_Aim_:
From the listing below, extract every line containing "Dynamics".

_The records_:
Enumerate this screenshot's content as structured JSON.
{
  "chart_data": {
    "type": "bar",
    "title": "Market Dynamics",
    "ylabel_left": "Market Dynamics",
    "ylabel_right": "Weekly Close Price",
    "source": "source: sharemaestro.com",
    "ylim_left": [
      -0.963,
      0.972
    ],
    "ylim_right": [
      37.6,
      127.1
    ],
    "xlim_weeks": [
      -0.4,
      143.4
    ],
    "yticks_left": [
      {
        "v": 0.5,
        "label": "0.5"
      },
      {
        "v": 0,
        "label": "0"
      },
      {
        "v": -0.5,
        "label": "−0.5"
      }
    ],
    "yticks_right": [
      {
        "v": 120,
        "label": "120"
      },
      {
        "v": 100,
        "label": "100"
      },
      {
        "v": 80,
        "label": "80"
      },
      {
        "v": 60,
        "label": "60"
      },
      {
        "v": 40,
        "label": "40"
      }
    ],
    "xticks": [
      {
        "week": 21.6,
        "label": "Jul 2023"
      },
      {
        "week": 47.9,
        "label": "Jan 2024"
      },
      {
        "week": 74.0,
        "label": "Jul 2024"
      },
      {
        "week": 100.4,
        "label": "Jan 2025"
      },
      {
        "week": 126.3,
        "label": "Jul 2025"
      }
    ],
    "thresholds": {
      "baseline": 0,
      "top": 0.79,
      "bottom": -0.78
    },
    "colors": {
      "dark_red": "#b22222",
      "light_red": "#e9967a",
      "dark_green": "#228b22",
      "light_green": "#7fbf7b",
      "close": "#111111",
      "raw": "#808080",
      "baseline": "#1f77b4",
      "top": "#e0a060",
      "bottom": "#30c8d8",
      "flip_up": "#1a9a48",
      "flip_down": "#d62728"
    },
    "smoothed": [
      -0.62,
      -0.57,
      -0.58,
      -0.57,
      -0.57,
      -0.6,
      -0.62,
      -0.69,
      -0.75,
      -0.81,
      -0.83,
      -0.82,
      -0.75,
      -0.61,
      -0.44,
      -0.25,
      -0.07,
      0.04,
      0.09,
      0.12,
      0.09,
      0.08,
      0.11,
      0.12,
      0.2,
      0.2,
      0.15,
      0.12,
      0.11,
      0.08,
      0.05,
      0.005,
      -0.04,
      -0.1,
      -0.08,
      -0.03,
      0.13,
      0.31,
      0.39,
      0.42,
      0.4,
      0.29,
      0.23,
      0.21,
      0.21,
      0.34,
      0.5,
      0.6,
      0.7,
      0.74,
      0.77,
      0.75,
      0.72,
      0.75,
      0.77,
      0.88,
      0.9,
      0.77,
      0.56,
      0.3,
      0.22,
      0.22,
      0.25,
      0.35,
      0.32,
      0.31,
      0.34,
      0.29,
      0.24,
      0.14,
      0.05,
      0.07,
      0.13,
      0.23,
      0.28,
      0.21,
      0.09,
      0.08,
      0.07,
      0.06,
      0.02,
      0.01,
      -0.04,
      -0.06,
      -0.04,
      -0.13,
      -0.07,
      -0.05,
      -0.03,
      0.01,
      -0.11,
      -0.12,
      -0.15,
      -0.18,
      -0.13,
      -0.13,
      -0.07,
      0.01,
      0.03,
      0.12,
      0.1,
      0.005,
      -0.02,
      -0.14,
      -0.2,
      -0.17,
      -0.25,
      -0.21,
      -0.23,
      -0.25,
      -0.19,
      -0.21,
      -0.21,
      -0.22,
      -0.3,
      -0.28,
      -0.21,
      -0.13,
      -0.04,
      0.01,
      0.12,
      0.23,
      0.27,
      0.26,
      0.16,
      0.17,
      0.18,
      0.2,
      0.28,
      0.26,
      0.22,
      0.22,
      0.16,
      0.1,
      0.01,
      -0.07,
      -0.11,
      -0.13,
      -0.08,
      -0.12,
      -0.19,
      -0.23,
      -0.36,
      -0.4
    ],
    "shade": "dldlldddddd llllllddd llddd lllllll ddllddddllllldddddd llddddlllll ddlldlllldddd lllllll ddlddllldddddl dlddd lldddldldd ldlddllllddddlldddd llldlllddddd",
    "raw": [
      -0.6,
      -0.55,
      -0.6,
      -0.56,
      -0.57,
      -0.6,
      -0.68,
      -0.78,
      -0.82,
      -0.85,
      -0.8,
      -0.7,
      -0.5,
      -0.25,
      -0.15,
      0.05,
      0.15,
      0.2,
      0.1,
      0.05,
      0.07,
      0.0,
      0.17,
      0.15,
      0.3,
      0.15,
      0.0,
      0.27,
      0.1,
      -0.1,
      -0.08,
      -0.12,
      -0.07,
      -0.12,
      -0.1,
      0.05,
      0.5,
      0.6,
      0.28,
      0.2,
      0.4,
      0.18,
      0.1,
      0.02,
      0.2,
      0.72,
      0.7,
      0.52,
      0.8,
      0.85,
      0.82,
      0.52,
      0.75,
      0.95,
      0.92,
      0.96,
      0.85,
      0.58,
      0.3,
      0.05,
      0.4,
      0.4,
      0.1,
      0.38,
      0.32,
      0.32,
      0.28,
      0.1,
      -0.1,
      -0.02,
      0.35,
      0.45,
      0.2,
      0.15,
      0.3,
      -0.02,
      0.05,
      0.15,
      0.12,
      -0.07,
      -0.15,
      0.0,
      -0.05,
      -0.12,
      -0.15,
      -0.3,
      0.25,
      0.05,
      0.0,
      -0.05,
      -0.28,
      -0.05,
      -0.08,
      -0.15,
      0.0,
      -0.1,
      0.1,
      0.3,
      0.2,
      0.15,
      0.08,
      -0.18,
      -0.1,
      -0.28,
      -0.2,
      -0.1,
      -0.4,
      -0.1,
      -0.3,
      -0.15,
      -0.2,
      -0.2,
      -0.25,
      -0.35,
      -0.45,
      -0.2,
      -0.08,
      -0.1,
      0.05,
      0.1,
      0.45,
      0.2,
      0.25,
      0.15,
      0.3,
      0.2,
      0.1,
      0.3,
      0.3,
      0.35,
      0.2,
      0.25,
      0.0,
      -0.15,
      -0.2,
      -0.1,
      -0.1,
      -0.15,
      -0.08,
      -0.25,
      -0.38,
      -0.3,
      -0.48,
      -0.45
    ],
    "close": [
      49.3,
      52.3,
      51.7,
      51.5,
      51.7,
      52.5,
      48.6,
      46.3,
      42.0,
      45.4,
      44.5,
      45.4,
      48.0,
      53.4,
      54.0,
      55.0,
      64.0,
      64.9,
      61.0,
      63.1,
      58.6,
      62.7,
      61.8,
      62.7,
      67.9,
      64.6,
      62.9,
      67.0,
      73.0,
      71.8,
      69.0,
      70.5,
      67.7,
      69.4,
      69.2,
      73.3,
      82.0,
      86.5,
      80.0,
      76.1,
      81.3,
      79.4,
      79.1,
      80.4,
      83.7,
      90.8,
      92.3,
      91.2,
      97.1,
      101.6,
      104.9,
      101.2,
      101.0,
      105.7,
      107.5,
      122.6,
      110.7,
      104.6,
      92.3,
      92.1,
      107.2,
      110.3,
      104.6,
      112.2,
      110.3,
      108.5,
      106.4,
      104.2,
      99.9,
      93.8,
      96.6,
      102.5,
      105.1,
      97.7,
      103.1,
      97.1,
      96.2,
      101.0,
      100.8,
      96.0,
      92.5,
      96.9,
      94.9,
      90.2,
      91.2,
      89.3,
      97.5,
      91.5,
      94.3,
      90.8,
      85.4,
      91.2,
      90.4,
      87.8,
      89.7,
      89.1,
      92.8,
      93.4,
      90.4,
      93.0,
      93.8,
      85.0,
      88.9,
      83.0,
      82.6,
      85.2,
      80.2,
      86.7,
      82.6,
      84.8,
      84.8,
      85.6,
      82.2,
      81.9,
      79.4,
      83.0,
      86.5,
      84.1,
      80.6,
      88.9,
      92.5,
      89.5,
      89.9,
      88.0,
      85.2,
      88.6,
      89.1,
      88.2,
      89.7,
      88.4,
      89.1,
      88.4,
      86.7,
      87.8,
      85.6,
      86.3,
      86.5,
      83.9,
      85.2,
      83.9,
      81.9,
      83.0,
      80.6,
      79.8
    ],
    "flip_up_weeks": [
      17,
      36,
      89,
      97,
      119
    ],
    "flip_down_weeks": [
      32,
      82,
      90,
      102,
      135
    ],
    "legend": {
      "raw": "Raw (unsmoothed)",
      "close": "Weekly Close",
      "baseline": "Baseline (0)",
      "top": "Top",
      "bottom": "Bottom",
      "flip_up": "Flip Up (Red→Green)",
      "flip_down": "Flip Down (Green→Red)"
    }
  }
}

_Expected answer_:
    "title": "Market Dynamics",
    "ylabel_left": "Market Dynamics",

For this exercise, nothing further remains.